=== Challenge ===
Count, in the entries below, the lines in which "text" occurs. Give the number, nothing more.

[Stored data entries]

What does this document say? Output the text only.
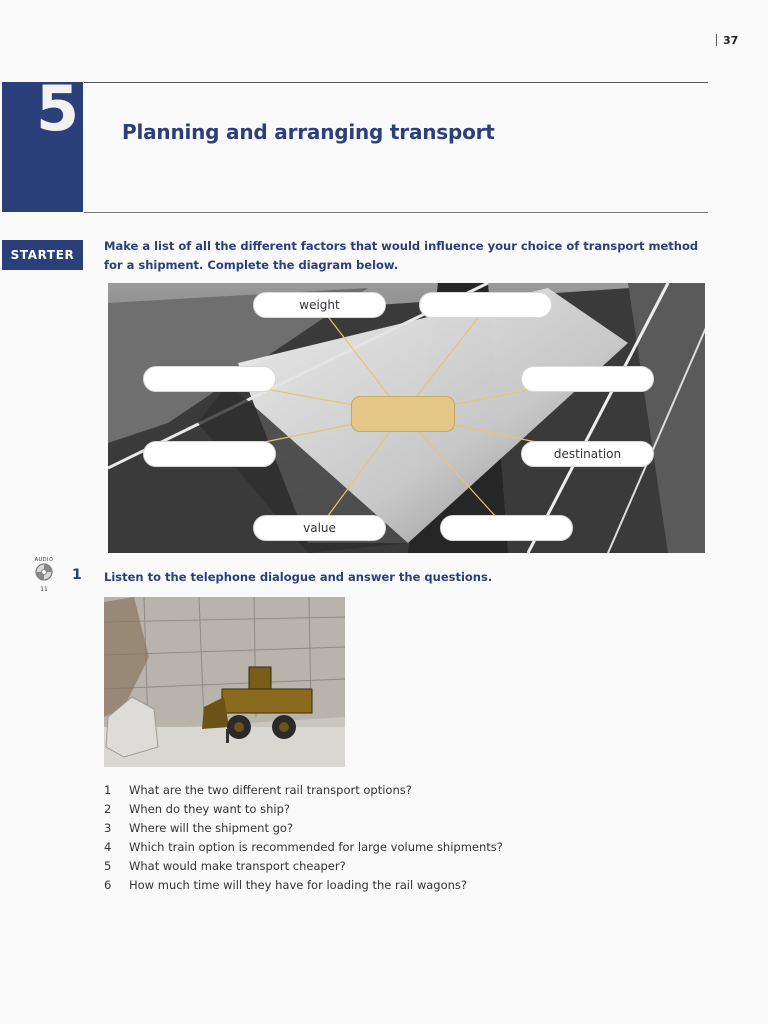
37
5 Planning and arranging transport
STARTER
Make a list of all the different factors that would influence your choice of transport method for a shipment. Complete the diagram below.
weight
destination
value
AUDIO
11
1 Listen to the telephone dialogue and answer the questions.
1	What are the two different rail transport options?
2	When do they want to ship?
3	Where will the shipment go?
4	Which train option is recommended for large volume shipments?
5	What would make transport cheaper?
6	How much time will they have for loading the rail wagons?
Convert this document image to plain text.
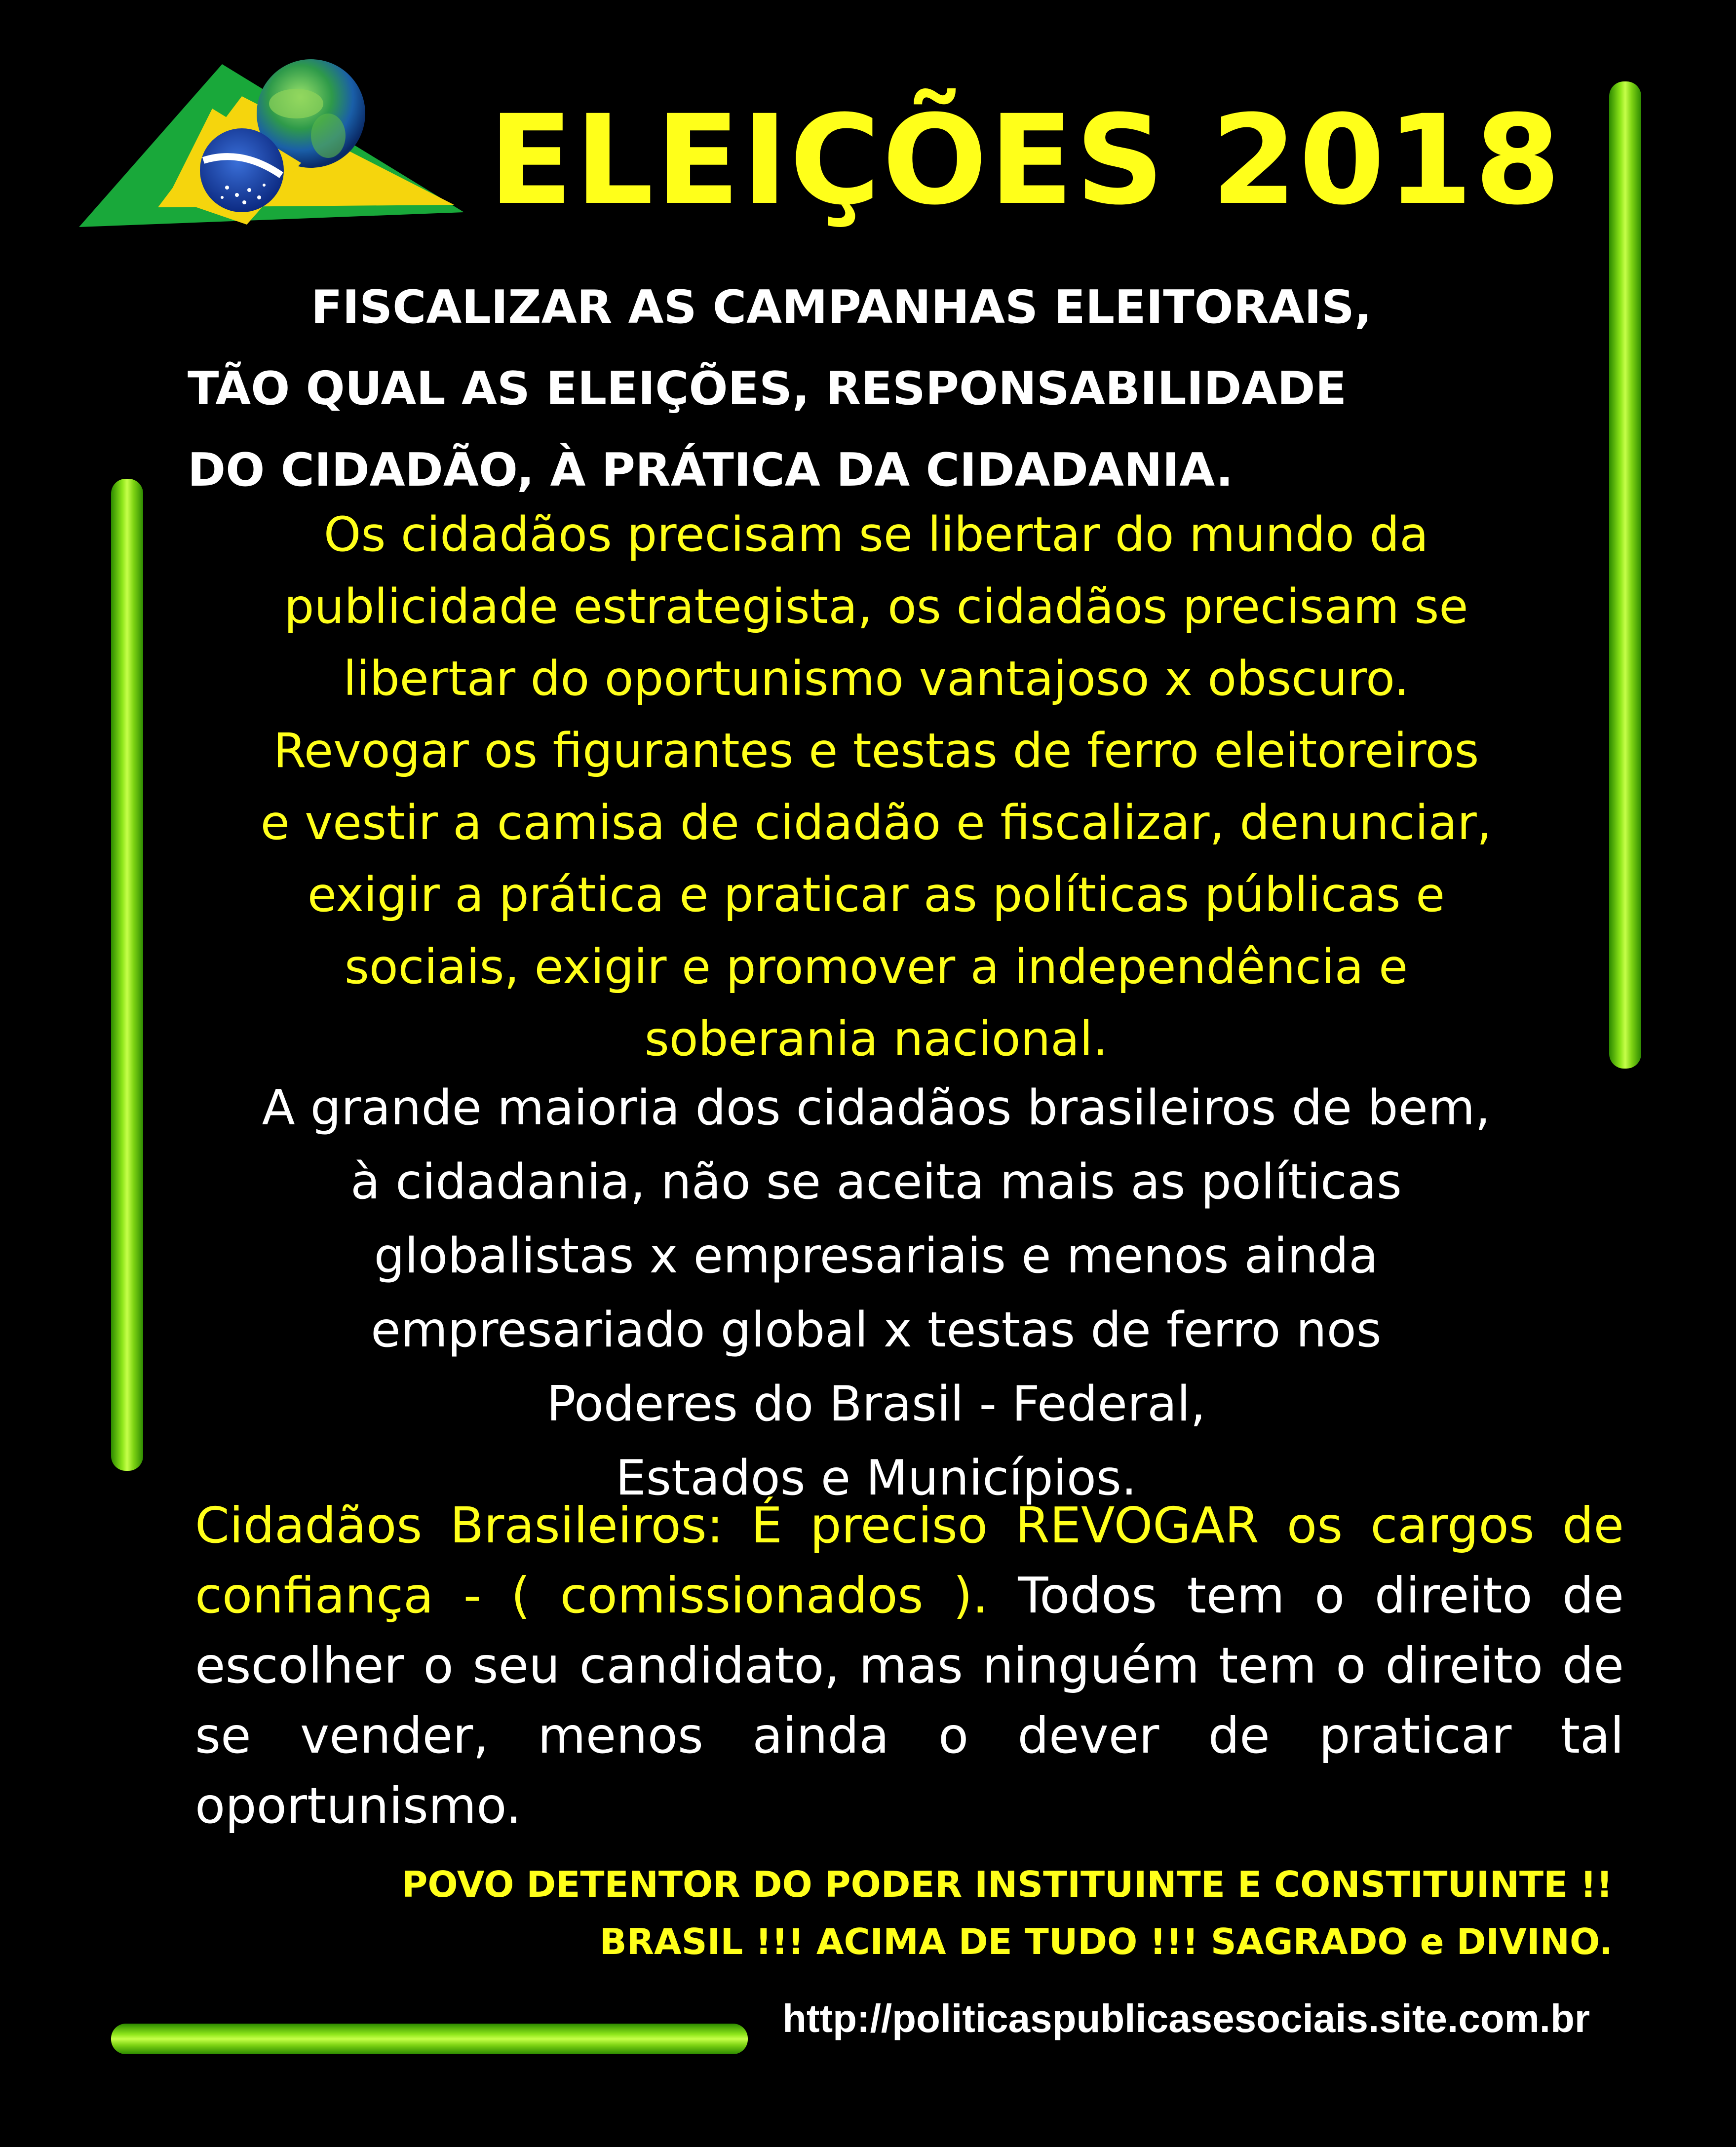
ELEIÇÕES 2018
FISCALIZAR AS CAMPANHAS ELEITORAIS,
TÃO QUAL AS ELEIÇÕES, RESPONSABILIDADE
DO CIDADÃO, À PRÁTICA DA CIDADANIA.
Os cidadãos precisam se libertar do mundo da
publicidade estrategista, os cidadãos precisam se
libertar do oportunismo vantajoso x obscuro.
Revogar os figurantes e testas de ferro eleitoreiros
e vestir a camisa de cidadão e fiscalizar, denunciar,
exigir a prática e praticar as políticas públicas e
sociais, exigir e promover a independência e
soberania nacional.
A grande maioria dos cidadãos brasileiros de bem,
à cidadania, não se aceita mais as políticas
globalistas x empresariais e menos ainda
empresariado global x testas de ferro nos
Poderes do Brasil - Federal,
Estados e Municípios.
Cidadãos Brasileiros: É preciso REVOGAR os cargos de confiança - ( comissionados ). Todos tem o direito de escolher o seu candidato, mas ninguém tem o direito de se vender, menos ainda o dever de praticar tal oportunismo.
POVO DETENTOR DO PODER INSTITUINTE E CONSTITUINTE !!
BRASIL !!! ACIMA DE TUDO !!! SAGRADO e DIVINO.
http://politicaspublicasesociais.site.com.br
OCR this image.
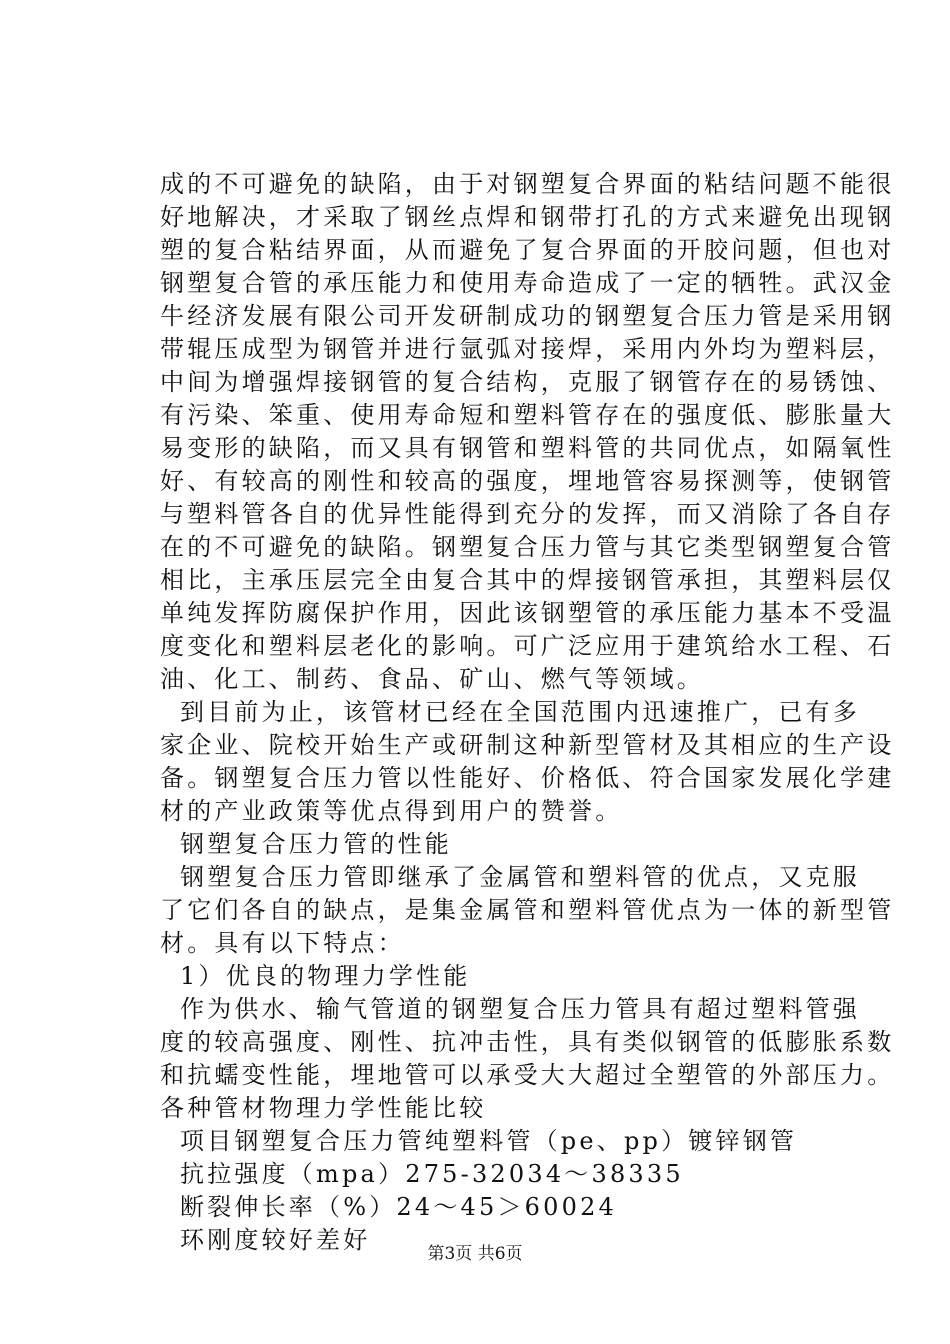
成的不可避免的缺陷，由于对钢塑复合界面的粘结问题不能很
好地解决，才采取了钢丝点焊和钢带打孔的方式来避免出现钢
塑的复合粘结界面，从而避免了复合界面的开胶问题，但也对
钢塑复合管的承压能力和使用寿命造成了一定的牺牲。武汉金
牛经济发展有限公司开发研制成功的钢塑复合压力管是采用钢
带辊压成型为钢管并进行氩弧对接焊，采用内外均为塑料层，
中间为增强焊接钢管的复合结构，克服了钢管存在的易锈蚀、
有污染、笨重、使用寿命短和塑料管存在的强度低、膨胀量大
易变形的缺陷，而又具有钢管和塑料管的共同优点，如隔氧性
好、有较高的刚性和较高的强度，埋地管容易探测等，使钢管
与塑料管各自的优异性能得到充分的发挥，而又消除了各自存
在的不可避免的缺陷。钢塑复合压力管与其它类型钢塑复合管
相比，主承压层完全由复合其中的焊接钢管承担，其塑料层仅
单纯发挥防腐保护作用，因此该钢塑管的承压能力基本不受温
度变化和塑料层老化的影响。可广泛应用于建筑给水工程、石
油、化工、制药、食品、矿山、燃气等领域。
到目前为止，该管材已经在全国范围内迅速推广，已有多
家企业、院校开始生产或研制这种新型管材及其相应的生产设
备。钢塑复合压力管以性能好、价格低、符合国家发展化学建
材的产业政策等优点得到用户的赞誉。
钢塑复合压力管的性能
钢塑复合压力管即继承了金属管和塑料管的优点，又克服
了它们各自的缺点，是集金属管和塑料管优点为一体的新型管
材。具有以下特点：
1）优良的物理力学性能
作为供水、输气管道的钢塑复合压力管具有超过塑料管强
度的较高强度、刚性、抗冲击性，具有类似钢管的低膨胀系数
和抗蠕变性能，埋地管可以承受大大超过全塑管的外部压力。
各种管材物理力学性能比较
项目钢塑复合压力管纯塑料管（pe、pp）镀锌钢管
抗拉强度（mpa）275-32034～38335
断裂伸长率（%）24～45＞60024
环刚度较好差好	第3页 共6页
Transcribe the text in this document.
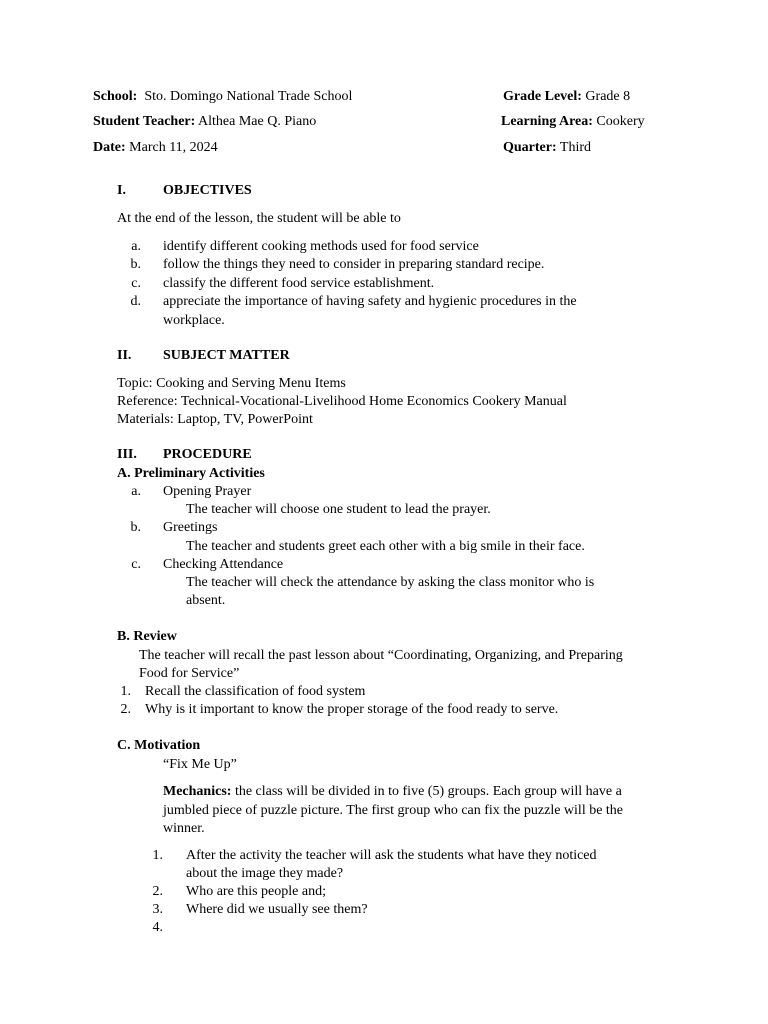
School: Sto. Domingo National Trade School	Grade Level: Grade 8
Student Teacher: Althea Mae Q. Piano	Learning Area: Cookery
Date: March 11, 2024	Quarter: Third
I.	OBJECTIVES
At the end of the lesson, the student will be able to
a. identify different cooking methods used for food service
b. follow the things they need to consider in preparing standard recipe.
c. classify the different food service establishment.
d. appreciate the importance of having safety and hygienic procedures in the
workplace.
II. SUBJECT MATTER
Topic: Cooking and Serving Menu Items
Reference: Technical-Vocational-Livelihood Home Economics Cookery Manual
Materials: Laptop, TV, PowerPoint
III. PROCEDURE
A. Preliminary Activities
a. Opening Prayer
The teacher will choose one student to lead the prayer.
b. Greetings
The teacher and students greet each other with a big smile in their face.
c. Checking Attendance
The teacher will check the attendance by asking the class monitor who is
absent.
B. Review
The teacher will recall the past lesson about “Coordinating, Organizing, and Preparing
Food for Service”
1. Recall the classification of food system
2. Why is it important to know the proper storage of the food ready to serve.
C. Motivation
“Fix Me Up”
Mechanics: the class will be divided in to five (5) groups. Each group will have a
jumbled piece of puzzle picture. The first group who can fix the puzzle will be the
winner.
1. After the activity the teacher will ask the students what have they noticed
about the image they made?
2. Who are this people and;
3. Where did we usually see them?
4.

=== Solution below ===
3